[Collection entries]
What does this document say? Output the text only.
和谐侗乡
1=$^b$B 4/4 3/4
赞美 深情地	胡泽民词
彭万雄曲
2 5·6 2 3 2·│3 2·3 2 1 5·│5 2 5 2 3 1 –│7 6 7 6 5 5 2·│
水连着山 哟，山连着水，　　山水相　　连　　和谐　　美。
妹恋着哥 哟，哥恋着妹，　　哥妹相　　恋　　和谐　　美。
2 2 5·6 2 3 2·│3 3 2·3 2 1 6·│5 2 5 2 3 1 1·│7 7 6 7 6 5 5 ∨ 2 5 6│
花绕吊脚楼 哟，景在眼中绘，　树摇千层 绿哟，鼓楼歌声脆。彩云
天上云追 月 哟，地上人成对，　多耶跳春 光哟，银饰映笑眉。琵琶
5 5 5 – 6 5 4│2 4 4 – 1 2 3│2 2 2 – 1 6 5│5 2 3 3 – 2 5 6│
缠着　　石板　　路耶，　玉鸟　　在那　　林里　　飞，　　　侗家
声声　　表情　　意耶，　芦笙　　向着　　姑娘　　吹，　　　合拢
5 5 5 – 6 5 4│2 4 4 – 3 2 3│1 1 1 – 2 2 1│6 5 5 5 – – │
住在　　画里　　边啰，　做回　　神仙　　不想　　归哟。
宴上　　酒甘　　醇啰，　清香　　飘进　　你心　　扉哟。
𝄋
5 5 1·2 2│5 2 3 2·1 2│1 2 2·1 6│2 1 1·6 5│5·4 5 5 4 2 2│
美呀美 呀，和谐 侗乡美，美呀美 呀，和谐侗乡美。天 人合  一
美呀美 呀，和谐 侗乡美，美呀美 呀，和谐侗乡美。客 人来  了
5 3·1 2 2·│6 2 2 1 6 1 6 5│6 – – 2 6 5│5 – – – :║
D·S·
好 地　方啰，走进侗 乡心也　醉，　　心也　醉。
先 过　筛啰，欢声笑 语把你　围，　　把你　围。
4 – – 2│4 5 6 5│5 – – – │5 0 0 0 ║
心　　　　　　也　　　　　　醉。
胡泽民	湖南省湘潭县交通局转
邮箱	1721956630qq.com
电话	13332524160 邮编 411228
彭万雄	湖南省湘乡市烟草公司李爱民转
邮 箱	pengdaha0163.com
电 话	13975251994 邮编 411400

WHAT YOU HAVE TO DO> Retype each record exactly, leaving nothing out.

SOLUTION TO THE EXERCISE>
What does this document say? Output the text only.
和谐侗乡
1=$^b$B 4/4 3/4
赞美 深情地	胡泽民词
彭万雄曲
2 5·6 2 3 2·│3 2·3 2 1 5·│5 2 5 2 3 1 –│7 6 7 6 5 5 2·│
水连着山 哟，山连着水，　　山水相　　连　　和谐　　美。
妹恋着哥 哟，哥恋着妹，　　哥妹相　　恋　　和谐　　美。
2 2 5·6 2 3 2·│3 3 2·3 2 1 6·│5 2 5 2 3 1 1·│7 7 6 7 6 5 5 ∨ 2 5 6│
花绕吊脚楼 哟，景在眼中绘，　树摇千层 绿哟，鼓楼歌声脆。彩云
天上云追 月 哟，地上人成对，　多耶跳春 光哟，银饰映笑眉。琵琶
5 5 5 – 6 5 4│2 4 4 – 1 2 3│2 2 2 – 1 6 5│5 2 3 3 – 2 5 6│
缠着　　石板　　路耶，　玉鸟　　在那　　林里　　飞，　　　侗家
声声　　表情　　意耶，　芦笙　　向着　　姑娘　　吹，　　　合拢
5 5 5 – 6 5 4│2 4 4 – 3 2 3│1 1 1 – 2 2 1│6 5 5 5 – – │
住在　　画里　　边啰，　做回　　神仙　　不想　　归哟。
宴上　　酒甘　　醇啰，　清香　　飘进　　你心　　扉哟。
𝄋
5 5 1·2 2│5 2 3 2·1 2│1 2 2·1 6│2 1 1·6 5│5·4 5 5 4 2 2│
美呀美 呀，和谐 侗乡美，美呀美 呀，和谐侗乡美。天 人合  一
美呀美 呀，和谐 侗乡美，美呀美 呀，和谐侗乡美。客 人来  了
5 3·1 2 2·│6 2 2 1 6 1 6 5│6 – – 2 6 5│5 – – – :║
D·S·
好 地　方啰，走进侗 乡心也　醉，　　心也　醉。
先 过　筛啰，欢声笑 语把你　围，　　把你　围。
4 – – 2│4 5 6 5│5 – – – │5 0 0 0 ║
心　　　　　　也　　　　　　醉。
胡泽民	湖南省湘潭县交通局转
邮箱	1721956630qq.com
电话	13332524160 邮编 411228
彭万雄	湖南省湘乡市烟草公司李爱民转
邮 箱	pengdaha0163.com
电 话	13975251994 邮编 411400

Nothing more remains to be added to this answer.